Send back the entries below exactly as they appear.

** Start **

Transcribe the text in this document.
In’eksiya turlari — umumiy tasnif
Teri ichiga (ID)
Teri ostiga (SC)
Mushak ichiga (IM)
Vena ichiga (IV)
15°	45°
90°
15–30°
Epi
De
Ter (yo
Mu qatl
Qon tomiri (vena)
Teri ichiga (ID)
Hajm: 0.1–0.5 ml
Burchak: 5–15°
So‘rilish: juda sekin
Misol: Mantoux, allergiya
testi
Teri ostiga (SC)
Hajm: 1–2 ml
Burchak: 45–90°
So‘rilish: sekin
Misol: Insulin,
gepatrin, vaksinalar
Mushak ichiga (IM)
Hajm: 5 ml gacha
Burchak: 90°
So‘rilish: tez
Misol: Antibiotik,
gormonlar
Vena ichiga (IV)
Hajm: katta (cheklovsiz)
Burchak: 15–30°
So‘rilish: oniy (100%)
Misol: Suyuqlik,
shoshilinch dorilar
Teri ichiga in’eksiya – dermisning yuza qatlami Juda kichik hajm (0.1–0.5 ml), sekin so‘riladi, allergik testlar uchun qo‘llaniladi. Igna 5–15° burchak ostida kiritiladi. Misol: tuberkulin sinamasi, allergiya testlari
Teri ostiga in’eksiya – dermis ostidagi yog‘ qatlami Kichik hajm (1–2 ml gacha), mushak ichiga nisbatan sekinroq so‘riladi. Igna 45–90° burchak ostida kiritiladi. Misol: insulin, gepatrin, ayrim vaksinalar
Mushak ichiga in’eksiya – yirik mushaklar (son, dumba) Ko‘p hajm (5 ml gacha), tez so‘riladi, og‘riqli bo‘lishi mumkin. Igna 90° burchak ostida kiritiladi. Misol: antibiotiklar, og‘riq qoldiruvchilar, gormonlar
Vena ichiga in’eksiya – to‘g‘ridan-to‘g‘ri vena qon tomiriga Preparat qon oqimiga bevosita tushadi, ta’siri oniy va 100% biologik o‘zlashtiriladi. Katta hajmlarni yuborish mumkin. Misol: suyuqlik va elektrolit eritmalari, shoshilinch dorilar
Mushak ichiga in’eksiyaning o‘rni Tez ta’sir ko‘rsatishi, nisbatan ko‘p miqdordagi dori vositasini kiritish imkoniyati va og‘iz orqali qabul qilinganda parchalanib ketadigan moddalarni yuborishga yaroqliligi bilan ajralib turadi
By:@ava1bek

** End **

● COMPLETED TASK
Transcribe the text in this document.
In’eksiya turlari — umumiy tasnif
Teri ichiga (ID)
Teri ostiga (SC)
Mushak ichiga (IM)
Vena ichiga (IV)
15°	45°
90°
15–30°
Epi
De
Ter (yo
Mu qatl
Qon tomiri (vena)
Teri ichiga (ID)
Hajm: 0.1–0.5 ml
Burchak: 5–15°
So‘rilish: juda sekin
Misol: Mantoux, allergiya
testi
Teri ostiga (SC)
Hajm: 1–2 ml
Burchak: 45–90°
So‘rilish: sekin
Misol: Insulin,
gepatrin, vaksinalar
Mushak ichiga (IM)
Hajm: 5 ml gacha
Burchak: 90°
So‘rilish: tez
Misol: Antibiotik,
gormonlar
Vena ichiga (IV)
Hajm: katta (cheklovsiz)
Burchak: 15–30°
So‘rilish: oniy (100%)
Misol: Suyuqlik,
shoshilinch dorilar
Teri ichiga in’eksiya – dermisning yuza qatlami Juda kichik hajm (0.1–0.5 ml), sekin so‘riladi, allergik testlar uchun qo‘llaniladi. Igna 5–15° burchak ostida kiritiladi. Misol: tuberkulin sinamasi, allergiya testlari
Teri ostiga in’eksiya – dermis ostidagi yog‘ qatlami Kichik hajm (1–2 ml gacha), mushak ichiga nisbatan sekinroq so‘riladi. Igna 45–90° burchak ostida kiritiladi. Misol: insulin, gepatrin, ayrim vaksinalar
Mushak ichiga in’eksiya – yirik mushaklar (son, dumba) Ko‘p hajm (5 ml gacha), tez so‘riladi, og‘riqli bo‘lishi mumkin. Igna 90° burchak ostida kiritiladi. Misol: antibiotiklar, og‘riq qoldiruvchilar, gormonlar
Vena ichiga in’eksiya – to‘g‘ridan-to‘g‘ri vena qon tomiriga Preparat qon oqimiga bevosita tushadi, ta’siri oniy va 100% biologik o‘zlashtiriladi. Katta hajmlarni yuborish mumkin. Misol: suyuqlik va elektrolit eritmalari, shoshilinch dorilar
Mushak ichiga in’eksiyaning o‘rni Tez ta’sir ko‘rsatishi, nisbatan ko‘p miqdordagi dori vositasini kiritish imkoniyati va og‘iz orqali qabul qilinganda parchalanib ketadigan moddalarni yuborishga yaroqliligi bilan ajralib turadi
By:@ava1bek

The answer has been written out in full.